> [EXERCISE AIM] Take every line from the listing below that contains "reduce".

Records from a data collection:

^^^^

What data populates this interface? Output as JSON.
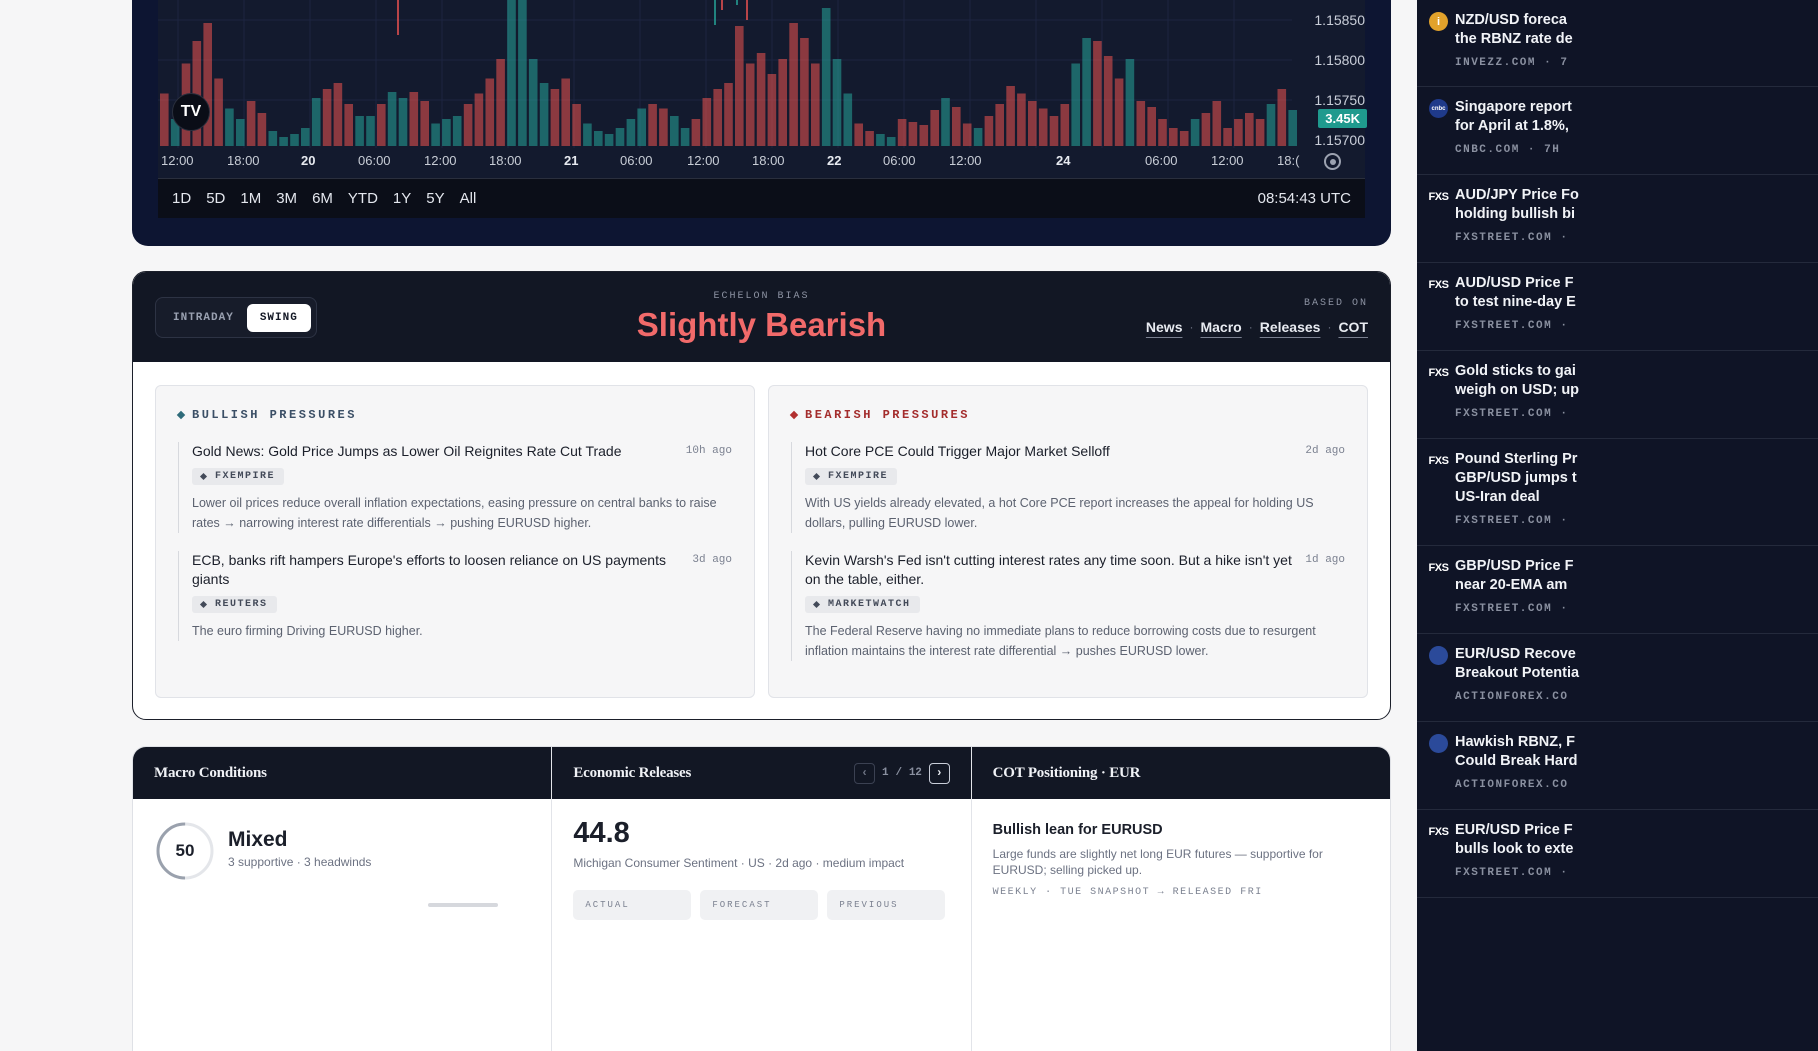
{
  "chart": {
    "price_labels": [
      "1.15850",
      "1.15800",
      "1.15750",
      "1.15700"
    ],
    "volume_badge": "3.45K",
    "logo_text": "TV",
    "time_labels": [
      {
        "t": "12:00",
        "bold": false
      },
      {
        "t": "18:00",
        "bold": false
      },
      {
        "t": "20",
        "bold": true
      },
      {
        "t": "06:00",
        "bold": false
      },
      {
        "t": "12:00",
        "bold": false
      },
      {
        "t": "18:00",
        "bold": false
      },
      {
        "t": "21",
        "bold": true
      },
      {
        "t": "06:00",
        "bold": false
      },
      {
        "t": "12:00",
        "bold": false
      },
      {
        "t": "18:00",
        "bold": false
      },
      {
        "t": "22",
        "bold": true
      },
      {
        "t": "06:00",
        "bold": false
      },
      {
        "t": "12:00",
        "bold": false
      },
      {
        "t": "24",
        "bold": true
      },
      {
        "t": "06:00",
        "bold": false
      },
      {
        "t": "12:00",
        "bold": false
      },
      {
        "t": "18:(",
        "bold": false
      }
    ],
    "ranges": [
      "1D",
      "5D",
      "1M",
      "3M",
      "6M",
      "YTD",
      "1Y",
      "5Y",
      "All"
    ],
    "clock": "08:54:43 UTC"
  },
  "chart_data": {
    "type": "bar",
    "title": "",
    "xlabel": "",
    "ylabel": "",
    "grid": true,
    "colors": {
      "up": "#26a69a",
      "down": "#ef5350"
    },
    "volume_bars": [
      {
        "v": 0.35,
        "up": false
      },
      {
        "v": 0.18,
        "up": true
      },
      {
        "v": 0.55,
        "up": false
      },
      {
        "v": 0.7,
        "up": false
      },
      {
        "v": 0.82,
        "up": false
      },
      {
        "v": 0.45,
        "up": false
      },
      {
        "v": 0.25,
        "up": true
      },
      {
        "v": 0.18,
        "up": true
      },
      {
        "v": 0.3,
        "up": false
      },
      {
        "v": 0.22,
        "up": false
      },
      {
        "v": 0.1,
        "up": true
      },
      {
        "v": 0.06,
        "up": true
      },
      {
        "v": 0.08,
        "up": true
      },
      {
        "v": 0.12,
        "up": true
      },
      {
        "v": 0.32,
        "up": true
      },
      {
        "v": 0.38,
        "up": false
      },
      {
        "v": 0.42,
        "up": false
      },
      {
        "v": 0.28,
        "up": false
      },
      {
        "v": 0.2,
        "up": true
      },
      {
        "v": 0.2,
        "up": true
      },
      {
        "v": 0.28,
        "up": false
      },
      {
        "v": 0.36,
        "up": true
      },
      {
        "v": 0.32,
        "up": true
      },
      {
        "v": 0.36,
        "up": false
      },
      {
        "v": 0.3,
        "up": false
      },
      {
        "v": 0.15,
        "up": true
      },
      {
        "v": 0.18,
        "up": true
      },
      {
        "v": 0.2,
        "up": true
      },
      {
        "v": 0.28,
        "up": false
      },
      {
        "v": 0.35,
        "up": false
      },
      {
        "v": 0.45,
        "up": false
      },
      {
        "v": 0.58,
        "up": false
      },
      {
        "v": 1.0,
        "up": true
      },
      {
        "v": 1.0,
        "up": true
      },
      {
        "v": 0.58,
        "up": true
      },
      {
        "v": 0.42,
        "up": true
      },
      {
        "v": 0.38,
        "up": false
      },
      {
        "v": 0.45,
        "up": false
      },
      {
        "v": 0.28,
        "up": false
      },
      {
        "v": 0.15,
        "up": true
      },
      {
        "v": 0.1,
        "up": true
      },
      {
        "v": 0.08,
        "up": true
      },
      {
        "v": 0.12,
        "up": true
      },
      {
        "v": 0.18,
        "up": true
      },
      {
        "v": 0.25,
        "up": true
      },
      {
        "v": 0.28,
        "up": false
      },
      {
        "v": 0.25,
        "up": false
      },
      {
        "v": 0.2,
        "up": true
      },
      {
        "v": 0.12,
        "up": true
      },
      {
        "v": 0.18,
        "up": false
      },
      {
        "v": 0.32,
        "up": false
      },
      {
        "v": 0.38,
        "up": false
      },
      {
        "v": 0.42,
        "up": false
      },
      {
        "v": 0.8,
        "up": false
      },
      {
        "v": 0.55,
        "up": false
      },
      {
        "v": 0.62,
        "up": false
      },
      {
        "v": 0.48,
        "up": false
      },
      {
        "v": 0.58,
        "up": false
      },
      {
        "v": 0.82,
        "up": false
      },
      {
        "v": 0.72,
        "up": false
      },
      {
        "v": 0.55,
        "up": false
      },
      {
        "v": 0.92,
        "up": true
      },
      {
        "v": 0.58,
        "up": true
      },
      {
        "v": 0.35,
        "up": true
      },
      {
        "v": 0.15,
        "up": false
      },
      {
        "v": 0.1,
        "up": false
      },
      {
        "v": 0.08,
        "up": true
      },
      {
        "v": 0.06,
        "up": true
      },
      {
        "v": 0.18,
        "up": false
      },
      {
        "v": 0.16,
        "up": false
      },
      {
        "v": 0.14,
        "up": false
      },
      {
        "v": 0.24,
        "up": false
      },
      {
        "v": 0.32,
        "up": true
      },
      {
        "v": 0.26,
        "up": false
      },
      {
        "v": 0.15,
        "up": false
      },
      {
        "v": 0.12,
        "up": true
      },
      {
        "v": 0.2,
        "up": false
      },
      {
        "v": 0.28,
        "up": false
      },
      {
        "v": 0.4,
        "up": false
      },
      {
        "v": 0.35,
        "up": false
      },
      {
        "v": 0.3,
        "up": false
      },
      {
        "v": 0.25,
        "up": false
      },
      {
        "v": 0.2,
        "up": false
      },
      {
        "v": 0.28,
        "up": false
      },
      {
        "v": 0.55,
        "up": true
      },
      {
        "v": 0.72,
        "up": true
      },
      {
        "v": 0.7,
        "up": false
      },
      {
        "v": 0.6,
        "up": false
      },
      {
        "v": 0.45,
        "up": false
      },
      {
        "v": 0.58,
        "up": true
      },
      {
        "v": 0.3,
        "up": false
      },
      {
        "v": 0.26,
        "up": false
      },
      {
        "v": 0.18,
        "up": false
      },
      {
        "v": 0.12,
        "up": false
      },
      {
        "v": 0.1,
        "up": false
      },
      {
        "v": 0.18,
        "up": true
      },
      {
        "v": 0.22,
        "up": false
      },
      {
        "v": 0.3,
        "up": false
      },
      {
        "v": 0.12,
        "up": false
      },
      {
        "v": 0.18,
        "up": false
      },
      {
        "v": 0.22,
        "up": false
      },
      {
        "v": 0.18,
        "up": false
      },
      {
        "v": 0.28,
        "up": true
      },
      {
        "v": 0.38,
        "up": false
      },
      {
        "v": 0.24,
        "up": true
      }
    ]
  },
  "bias": {
    "modes": [
      "INTRADAY",
      "SWING"
    ],
    "active_mode": "SWING",
    "label": "ECHELON BIAS",
    "value": "Slightly Bearish",
    "based_label": "BASED ON",
    "based_links": [
      "News",
      "Macro",
      "Releases",
      "COT"
    ],
    "bullish": {
      "title": "BULLISH PRESSURES",
      "items": [
        {
          "title": "Gold News: Gold Price Jumps as Lower Oil Reignites Rate Cut Trade",
          "time": "10h ago",
          "source": "FXEMPIRE",
          "desc": "Lower oil prices reduce overall inflation expectations, easing pressure on central banks to raise rates → narrowing interest rate differentials → pushing EURUSD higher."
        },
        {
          "title": "ECB, banks rift hampers Europe's efforts to loosen reliance on US payments giants",
          "time": "3d ago",
          "source": "REUTERS",
          "desc": "The euro firming Driving EURUSD higher."
        }
      ]
    },
    "bearish": {
      "title": "BEARISH PRESSURES",
      "items": [
        {
          "title": "Hot Core PCE Could Trigger Major Market Selloff",
          "time": "2d ago",
          "source": "FXEMPIRE",
          "desc": "With US yields already elevated, a hot Core PCE report increases the appeal for holding US dollars, pulling EURUSD lower."
        },
        {
          "title": "Kevin Warsh's Fed isn't cutting interest rates any time soon. But a hike isn't yet on the table, either.",
          "time": "1d ago",
          "source": "MARKETWATCH",
          "desc": "The Federal Reserve having no immediate plans to reduce borrowing costs due to resurgent inflation maintains the interest rate differential → pushes EURUSD lower."
        }
      ]
    }
  },
  "macro": {
    "title": "Macro Conditions",
    "score": "50",
    "score_value": 50,
    "score_max": 100,
    "state": "Mixed",
    "sub": "3 supportive · 3 headwinds"
  },
  "releases": {
    "title": "Economic Releases",
    "page": "1",
    "sep": "/",
    "total": "12",
    "value": "44.8",
    "sub": "Michigan Consumer Sentiment · US · 2d ago · medium impact",
    "boxes": [
      "ACTUAL",
      "FORECAST",
      "PREVIOUS"
    ]
  },
  "cot": {
    "title": "COT Positioning · EUR",
    "heading": "Bullish lean for EURUSD",
    "desc": "Large funds are slightly net long EUR futures — supportive for EURUSD; selling picked up.",
    "meta": "WEEKLY · TUE SNAPSHOT → RELEASED FRI"
  },
  "news": [
    {
      "icon": "info-icon",
      "title": "NZD/USD foreca\nthe RBNZ rate de",
      "src": "INVEZZ.COM · 7"
    },
    {
      "icon": "cnbc-icon",
      "title": "Singapore report\nfor April at 1.8%,",
      "src": "CNBC.COM · 7H"
    },
    {
      "icon": "fxs-icon",
      "title": "AUD/JPY Price Fo\nholding bullish bi",
      "src": "FXSTREET.COM ·"
    },
    {
      "icon": "fxs-icon",
      "title": "AUD/USD Price F\nto test nine-day E",
      "src": "FXSTREET.COM ·"
    },
    {
      "icon": "fxs-icon",
      "title": "Gold sticks to gai\nweigh on USD; up",
      "src": "FXSTREET.COM ·"
    },
    {
      "icon": "fxs-icon",
      "title": "Pound Sterling Pr\nGBP/USD jumps t\nUS-Iran deal",
      "src": "FXSTREET.COM ·"
    },
    {
      "icon": "fxs-icon",
      "title": "GBP/USD Price F\nnear 20-EMA am",
      "src": "FXSTREET.COM ·"
    },
    {
      "icon": "actionforex-icon",
      "title": "EUR/USD Recove\nBreakout Potentia",
      "src": "ACTIONFOREX.CO"
    },
    {
      "icon": "actionforex-icon",
      "title": "Hawkish RBNZ, F\nCould Break Hard",
      "src": "ACTIONFOREX.CO"
    },
    {
      "icon": "fxs-icon",
      "title": "EUR/USD Price F\nbulls look to exte",
      "src": "FXSTREET.COM ·"
    }
  ],
  "fxs_label": "FXS",
  "cnbc_label": "cnbc"
}
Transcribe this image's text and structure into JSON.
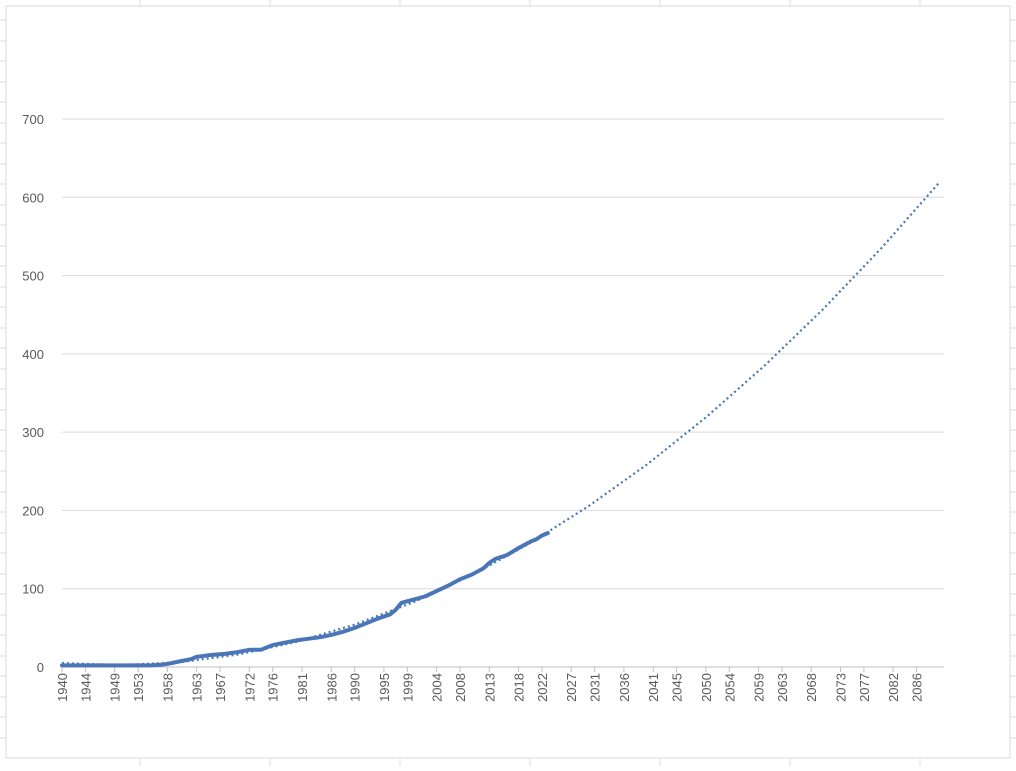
{
  "chart_data": {
    "type": "line",
    "series": [
      {
        "color": "#4a76b8",
        "style": "solid",
        "x": [
          1940,
          1945,
          1950,
          1955,
          1957,
          1958,
          1960,
          1962,
          1963,
          1965,
          1968,
          1970,
          1972,
          1974,
          1975,
          1976,
          1978,
          1980,
          1982,
          1984,
          1986,
          1988,
          1990,
          1992,
          1994,
          1996,
          1997,
          1998,
          2000,
          2002,
          2004,
          2006,
          2008,
          2010,
          2012,
          2013,
          2014,
          2016,
          2018,
          2020,
          2021,
          2022,
          2023
        ],
        "values": [
          2,
          2,
          2,
          2,
          3,
          4,
          7,
          10,
          13,
          15,
          17,
          19,
          22,
          22,
          25,
          28,
          31,
          34,
          36,
          38,
          41,
          45,
          50,
          56,
          62,
          67,
          73,
          82,
          86,
          90,
          97,
          104,
          112,
          118,
          126,
          133,
          138,
          143,
          152,
          160,
          163,
          168,
          171
        ]
      },
      {
        "color": "#4a76b8",
        "style": "dotted",
        "x": [
          1940,
          1950,
          1960,
          1970,
          1980,
          1990,
          2000,
          2010,
          2020,
          2030,
          2040,
          2050,
          2060,
          2070,
          2080,
          2090
        ],
        "values": [
          5,
          2.4,
          6,
          15.8,
          31.9,
          54.2,
          82.7,
          117.4,
          158.4,
          205.6,
          259.1,
          318.8,
          384.7,
          456.8,
          535.2,
          619.9
        ]
      }
    ],
    "xlim": [
      1940,
      2090
    ],
    "xticks": [
      1940,
      1944,
      1949,
      1953,
      1958,
      1963,
      1967,
      1972,
      1976,
      1981,
      1986,
      1990,
      1995,
      1999,
      2004,
      2008,
      2013,
      2018,
      2022,
      2027,
      2031,
      2036,
      2041,
      2045,
      2050,
      2054,
      2059,
      2063,
      2068,
      2073,
      2077,
      2082,
      2086
    ],
    "ylim": [
      0,
      700
    ],
    "yticks": [
      0,
      100,
      200,
      300,
      400,
      500,
      600,
      700
    ],
    "grid": true
  }
}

^^^^

> [COMPLETE ANSWER]
          "desc": "Lower oil prices reduce overall inflation expectations, easing pressure on central banks to raise rates → narrowing interest rate differentials → pushing EURUSD higher."
          "desc": "The Federal Reserve having no immediate plans to reduce borrowing costs due to resurgent inflation maintains the interest rate differential → pushes EURUSD lower."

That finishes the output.